[Data entries]
§

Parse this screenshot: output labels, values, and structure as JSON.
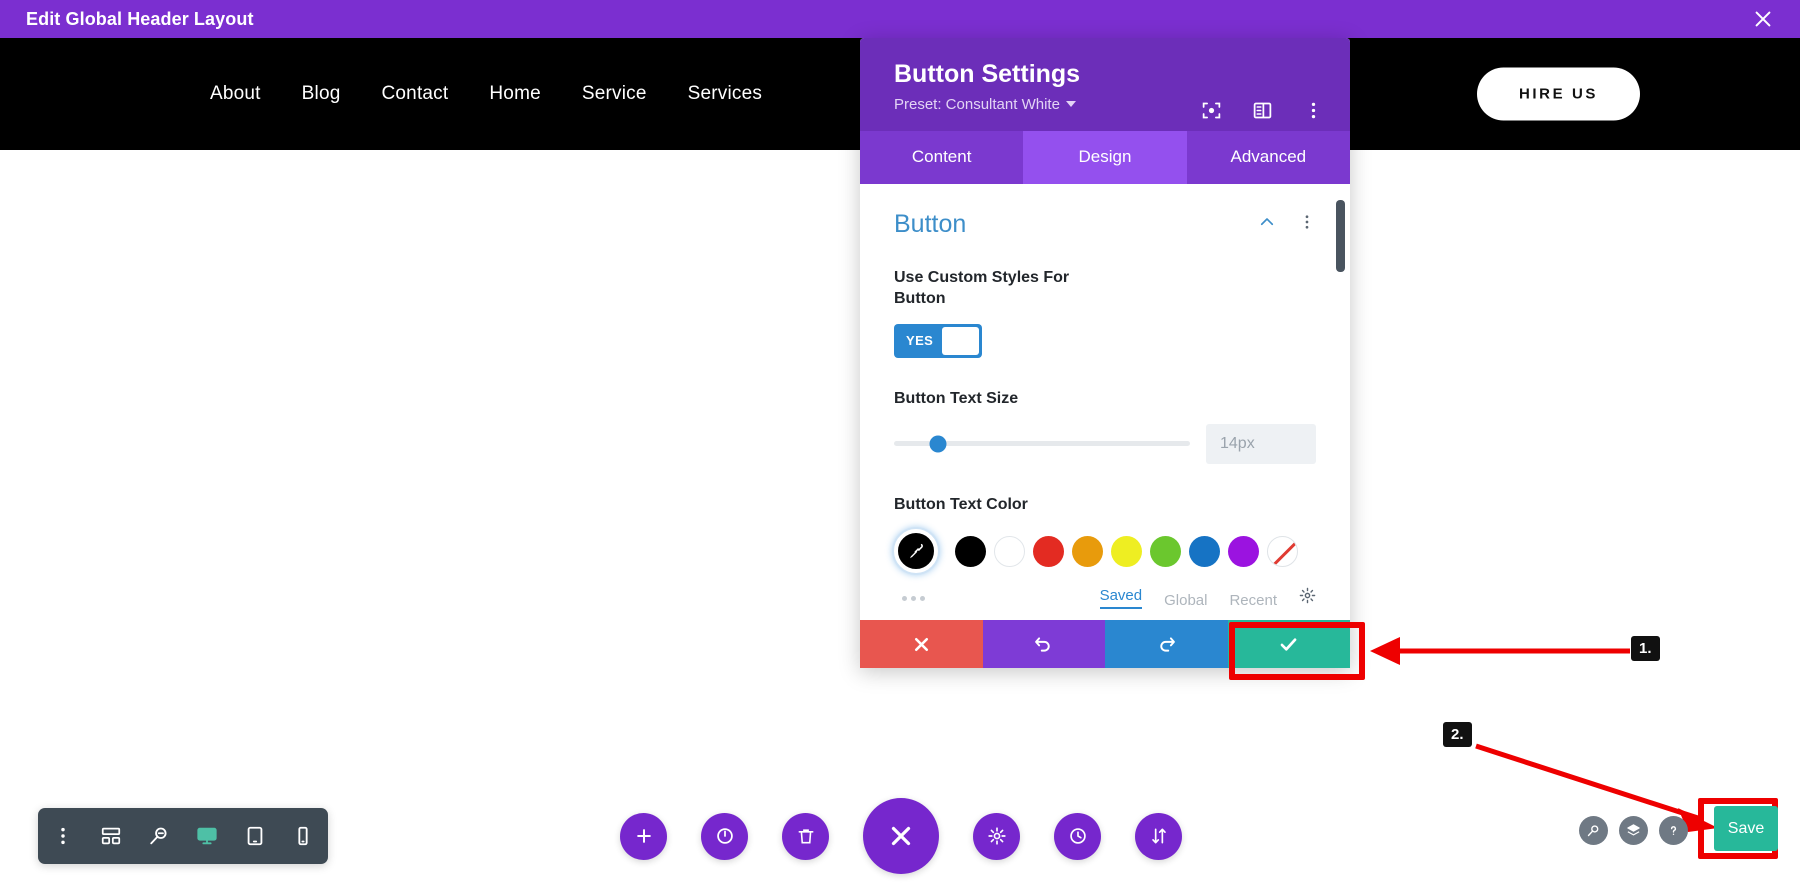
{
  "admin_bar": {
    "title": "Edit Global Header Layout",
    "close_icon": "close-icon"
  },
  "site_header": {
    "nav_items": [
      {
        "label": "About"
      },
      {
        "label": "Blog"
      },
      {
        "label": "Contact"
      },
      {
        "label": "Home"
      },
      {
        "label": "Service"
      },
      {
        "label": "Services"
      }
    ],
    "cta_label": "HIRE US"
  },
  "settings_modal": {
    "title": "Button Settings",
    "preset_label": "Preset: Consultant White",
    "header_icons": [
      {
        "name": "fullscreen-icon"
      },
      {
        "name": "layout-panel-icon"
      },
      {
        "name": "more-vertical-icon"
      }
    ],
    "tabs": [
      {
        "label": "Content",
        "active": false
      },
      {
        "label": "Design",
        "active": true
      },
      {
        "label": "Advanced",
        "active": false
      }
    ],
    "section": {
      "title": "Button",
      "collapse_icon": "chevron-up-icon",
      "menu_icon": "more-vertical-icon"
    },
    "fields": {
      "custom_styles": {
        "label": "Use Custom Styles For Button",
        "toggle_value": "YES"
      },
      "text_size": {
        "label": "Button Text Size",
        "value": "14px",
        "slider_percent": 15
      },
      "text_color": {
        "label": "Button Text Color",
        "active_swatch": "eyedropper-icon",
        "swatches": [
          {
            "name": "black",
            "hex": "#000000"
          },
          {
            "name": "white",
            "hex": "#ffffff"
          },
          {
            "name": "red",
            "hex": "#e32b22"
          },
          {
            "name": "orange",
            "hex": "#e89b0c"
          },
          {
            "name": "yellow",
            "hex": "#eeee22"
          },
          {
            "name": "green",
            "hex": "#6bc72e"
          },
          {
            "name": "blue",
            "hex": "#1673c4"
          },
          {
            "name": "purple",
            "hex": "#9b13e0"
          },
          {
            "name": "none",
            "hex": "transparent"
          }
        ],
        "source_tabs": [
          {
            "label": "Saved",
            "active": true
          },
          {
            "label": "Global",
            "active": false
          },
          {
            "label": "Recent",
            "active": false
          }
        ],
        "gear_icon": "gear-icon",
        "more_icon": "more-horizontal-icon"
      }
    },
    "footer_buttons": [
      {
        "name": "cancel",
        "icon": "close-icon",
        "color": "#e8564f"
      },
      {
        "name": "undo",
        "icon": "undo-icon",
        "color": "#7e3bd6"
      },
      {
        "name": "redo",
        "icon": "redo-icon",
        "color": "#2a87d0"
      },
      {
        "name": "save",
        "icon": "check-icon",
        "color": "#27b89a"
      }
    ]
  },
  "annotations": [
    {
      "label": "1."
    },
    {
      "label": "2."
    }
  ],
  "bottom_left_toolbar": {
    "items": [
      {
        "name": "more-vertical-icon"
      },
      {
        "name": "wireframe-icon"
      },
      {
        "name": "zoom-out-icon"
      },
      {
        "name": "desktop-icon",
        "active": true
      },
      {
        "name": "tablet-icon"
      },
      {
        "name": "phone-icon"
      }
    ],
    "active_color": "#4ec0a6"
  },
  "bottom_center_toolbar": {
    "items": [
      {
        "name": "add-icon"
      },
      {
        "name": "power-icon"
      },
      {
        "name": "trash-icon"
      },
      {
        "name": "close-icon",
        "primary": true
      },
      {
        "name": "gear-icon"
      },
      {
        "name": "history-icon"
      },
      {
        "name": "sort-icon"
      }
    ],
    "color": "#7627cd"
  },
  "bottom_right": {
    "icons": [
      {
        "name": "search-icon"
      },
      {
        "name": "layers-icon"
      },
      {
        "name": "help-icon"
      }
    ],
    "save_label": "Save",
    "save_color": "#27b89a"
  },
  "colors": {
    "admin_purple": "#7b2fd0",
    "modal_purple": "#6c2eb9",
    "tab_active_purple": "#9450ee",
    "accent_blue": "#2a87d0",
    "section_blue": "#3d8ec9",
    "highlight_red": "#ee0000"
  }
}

§

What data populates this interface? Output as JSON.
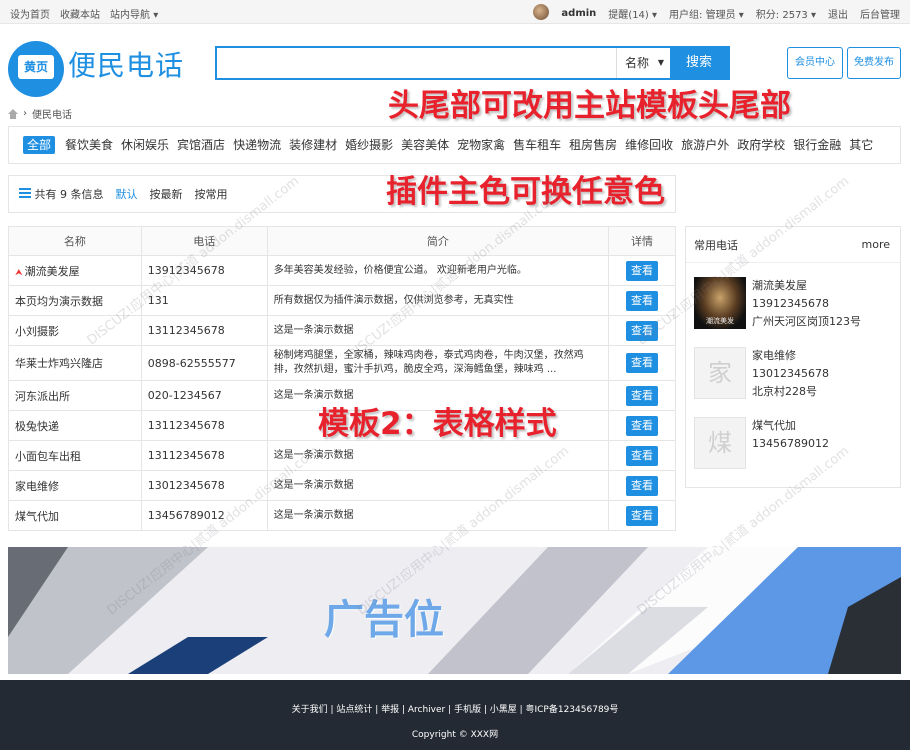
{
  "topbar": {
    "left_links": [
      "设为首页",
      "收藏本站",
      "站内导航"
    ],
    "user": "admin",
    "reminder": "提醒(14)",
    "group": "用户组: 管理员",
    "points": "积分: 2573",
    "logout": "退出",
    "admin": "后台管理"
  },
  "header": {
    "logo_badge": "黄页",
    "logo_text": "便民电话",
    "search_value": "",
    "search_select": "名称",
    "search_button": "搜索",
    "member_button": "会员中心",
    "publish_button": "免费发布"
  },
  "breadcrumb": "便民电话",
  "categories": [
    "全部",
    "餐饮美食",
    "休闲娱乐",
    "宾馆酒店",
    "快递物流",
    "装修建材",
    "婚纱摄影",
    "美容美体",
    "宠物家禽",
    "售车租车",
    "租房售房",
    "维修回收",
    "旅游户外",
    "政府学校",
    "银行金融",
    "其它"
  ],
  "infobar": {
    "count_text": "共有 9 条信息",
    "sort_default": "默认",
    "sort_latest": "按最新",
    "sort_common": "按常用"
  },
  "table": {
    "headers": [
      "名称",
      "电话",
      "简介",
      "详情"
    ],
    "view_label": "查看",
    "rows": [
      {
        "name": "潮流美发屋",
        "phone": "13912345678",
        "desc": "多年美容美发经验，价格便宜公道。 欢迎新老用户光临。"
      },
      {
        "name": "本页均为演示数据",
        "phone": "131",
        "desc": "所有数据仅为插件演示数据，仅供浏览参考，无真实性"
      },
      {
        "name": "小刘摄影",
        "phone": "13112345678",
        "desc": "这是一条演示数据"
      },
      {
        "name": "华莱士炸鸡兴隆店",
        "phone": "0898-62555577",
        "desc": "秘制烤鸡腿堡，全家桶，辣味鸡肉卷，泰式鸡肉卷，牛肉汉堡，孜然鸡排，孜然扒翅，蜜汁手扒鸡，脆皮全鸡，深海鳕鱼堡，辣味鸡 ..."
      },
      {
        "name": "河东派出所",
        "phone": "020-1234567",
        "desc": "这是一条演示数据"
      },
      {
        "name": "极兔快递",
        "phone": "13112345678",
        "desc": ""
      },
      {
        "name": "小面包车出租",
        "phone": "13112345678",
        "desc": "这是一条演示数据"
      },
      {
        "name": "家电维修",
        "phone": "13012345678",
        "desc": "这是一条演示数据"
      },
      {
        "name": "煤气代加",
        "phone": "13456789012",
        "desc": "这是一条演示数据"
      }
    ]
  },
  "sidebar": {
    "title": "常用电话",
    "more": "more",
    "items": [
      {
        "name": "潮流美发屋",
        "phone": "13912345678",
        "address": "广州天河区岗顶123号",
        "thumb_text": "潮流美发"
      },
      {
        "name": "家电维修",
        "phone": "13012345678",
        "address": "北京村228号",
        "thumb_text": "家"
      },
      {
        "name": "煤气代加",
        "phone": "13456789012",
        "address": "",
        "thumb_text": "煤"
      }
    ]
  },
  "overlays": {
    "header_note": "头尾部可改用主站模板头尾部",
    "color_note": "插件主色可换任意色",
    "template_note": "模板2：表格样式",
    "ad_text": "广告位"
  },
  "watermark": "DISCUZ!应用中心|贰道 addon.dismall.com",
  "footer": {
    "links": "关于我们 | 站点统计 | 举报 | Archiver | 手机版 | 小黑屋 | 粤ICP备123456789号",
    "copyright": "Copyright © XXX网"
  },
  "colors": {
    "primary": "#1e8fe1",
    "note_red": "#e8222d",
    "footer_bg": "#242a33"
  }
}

§

> _PROBLEM TO SOLVE_
In the entries above, find each line with the word "true" and copy it.

> _RESULT OF THIS EXERCISE_
        "active": true
            "active": true
        "active": true
        "primary": true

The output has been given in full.